◆ DATA SUPPLIED ◆

※ ※ ※

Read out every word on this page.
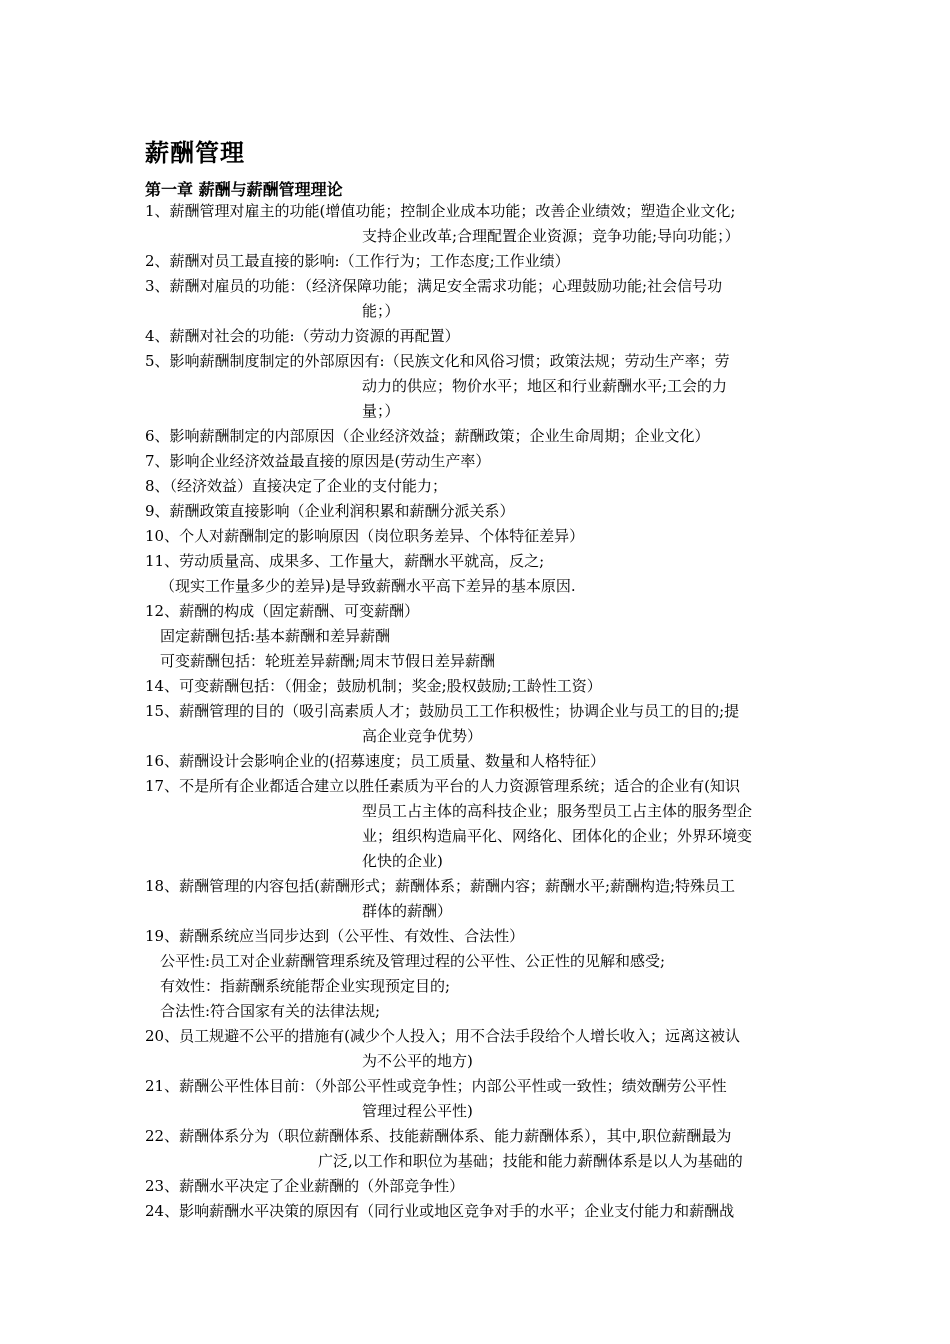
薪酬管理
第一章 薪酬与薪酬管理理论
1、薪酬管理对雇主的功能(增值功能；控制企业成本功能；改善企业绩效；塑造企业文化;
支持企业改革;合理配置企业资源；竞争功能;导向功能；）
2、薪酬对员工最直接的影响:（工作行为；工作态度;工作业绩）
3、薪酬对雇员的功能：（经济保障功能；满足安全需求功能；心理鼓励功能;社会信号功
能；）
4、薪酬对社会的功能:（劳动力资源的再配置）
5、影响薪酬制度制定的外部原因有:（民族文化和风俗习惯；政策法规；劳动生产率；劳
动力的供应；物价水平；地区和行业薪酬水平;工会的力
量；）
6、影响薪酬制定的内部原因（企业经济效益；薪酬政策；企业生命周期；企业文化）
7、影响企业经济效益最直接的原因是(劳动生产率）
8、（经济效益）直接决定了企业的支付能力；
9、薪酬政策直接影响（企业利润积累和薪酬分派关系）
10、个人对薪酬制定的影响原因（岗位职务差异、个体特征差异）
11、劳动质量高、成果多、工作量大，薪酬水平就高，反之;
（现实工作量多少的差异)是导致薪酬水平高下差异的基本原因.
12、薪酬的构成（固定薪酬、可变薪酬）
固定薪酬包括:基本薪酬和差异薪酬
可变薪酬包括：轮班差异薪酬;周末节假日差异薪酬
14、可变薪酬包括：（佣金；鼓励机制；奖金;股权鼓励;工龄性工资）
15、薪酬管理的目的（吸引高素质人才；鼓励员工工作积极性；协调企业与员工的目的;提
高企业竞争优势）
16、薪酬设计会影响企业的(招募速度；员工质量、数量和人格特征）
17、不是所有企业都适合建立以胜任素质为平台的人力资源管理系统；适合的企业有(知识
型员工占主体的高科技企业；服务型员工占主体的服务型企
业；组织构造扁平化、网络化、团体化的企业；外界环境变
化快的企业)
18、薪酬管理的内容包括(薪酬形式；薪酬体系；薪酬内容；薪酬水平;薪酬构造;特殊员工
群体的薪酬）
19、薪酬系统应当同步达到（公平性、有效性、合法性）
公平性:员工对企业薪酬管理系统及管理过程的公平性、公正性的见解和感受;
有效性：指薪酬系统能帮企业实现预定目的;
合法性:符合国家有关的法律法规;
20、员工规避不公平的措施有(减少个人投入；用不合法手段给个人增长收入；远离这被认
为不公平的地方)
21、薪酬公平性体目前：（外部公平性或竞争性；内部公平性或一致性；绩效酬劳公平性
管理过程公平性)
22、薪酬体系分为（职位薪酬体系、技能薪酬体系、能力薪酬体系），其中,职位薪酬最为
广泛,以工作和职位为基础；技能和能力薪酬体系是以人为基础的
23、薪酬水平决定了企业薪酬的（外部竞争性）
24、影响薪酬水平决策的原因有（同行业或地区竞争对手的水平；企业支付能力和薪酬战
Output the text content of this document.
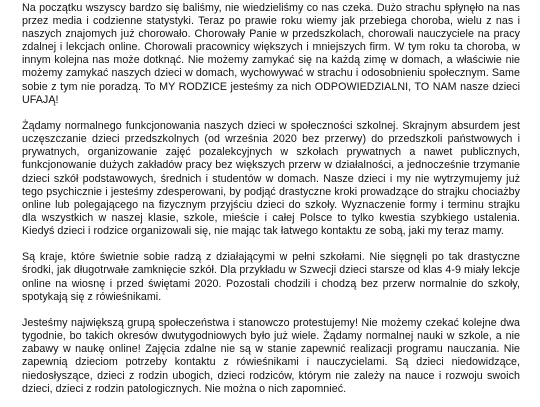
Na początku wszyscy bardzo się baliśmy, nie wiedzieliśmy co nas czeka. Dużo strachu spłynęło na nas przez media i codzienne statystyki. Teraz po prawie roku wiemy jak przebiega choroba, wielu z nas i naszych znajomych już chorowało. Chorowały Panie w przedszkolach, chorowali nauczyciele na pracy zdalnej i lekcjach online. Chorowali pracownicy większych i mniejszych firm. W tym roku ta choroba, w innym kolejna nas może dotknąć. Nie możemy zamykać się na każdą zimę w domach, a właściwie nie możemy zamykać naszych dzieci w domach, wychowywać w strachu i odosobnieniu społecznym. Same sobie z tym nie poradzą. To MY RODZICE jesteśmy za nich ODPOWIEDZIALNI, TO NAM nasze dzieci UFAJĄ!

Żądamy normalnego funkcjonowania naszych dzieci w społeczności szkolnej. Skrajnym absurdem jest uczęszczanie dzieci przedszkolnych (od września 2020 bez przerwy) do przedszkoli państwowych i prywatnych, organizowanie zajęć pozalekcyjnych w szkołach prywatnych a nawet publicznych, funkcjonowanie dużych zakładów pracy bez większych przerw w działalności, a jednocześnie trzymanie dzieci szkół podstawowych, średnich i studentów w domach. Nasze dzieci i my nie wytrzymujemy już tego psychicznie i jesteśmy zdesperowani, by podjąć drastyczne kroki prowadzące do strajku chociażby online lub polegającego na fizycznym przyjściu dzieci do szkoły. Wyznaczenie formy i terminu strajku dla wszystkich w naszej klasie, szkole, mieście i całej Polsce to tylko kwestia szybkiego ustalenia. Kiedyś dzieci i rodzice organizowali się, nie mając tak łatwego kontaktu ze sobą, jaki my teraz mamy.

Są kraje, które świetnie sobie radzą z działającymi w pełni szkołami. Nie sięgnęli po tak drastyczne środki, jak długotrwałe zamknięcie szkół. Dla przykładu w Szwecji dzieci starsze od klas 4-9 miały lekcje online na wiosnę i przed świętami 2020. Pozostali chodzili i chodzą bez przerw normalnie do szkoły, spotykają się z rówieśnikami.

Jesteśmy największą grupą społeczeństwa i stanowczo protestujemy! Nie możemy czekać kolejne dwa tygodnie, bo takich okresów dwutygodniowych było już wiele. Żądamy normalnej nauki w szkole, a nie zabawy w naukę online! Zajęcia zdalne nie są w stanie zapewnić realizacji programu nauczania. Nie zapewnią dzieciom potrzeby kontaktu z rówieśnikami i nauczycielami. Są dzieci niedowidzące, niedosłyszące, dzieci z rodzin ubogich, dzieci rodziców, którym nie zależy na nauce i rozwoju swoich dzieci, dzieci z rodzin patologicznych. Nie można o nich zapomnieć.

※ ※ ※

◆ EXERCISE BRIEF ◆
Within the records, how many lines include "rówieśnikami"? The answer is the number and nothing else.

◆ WRITTEN SOLUTION ◆
2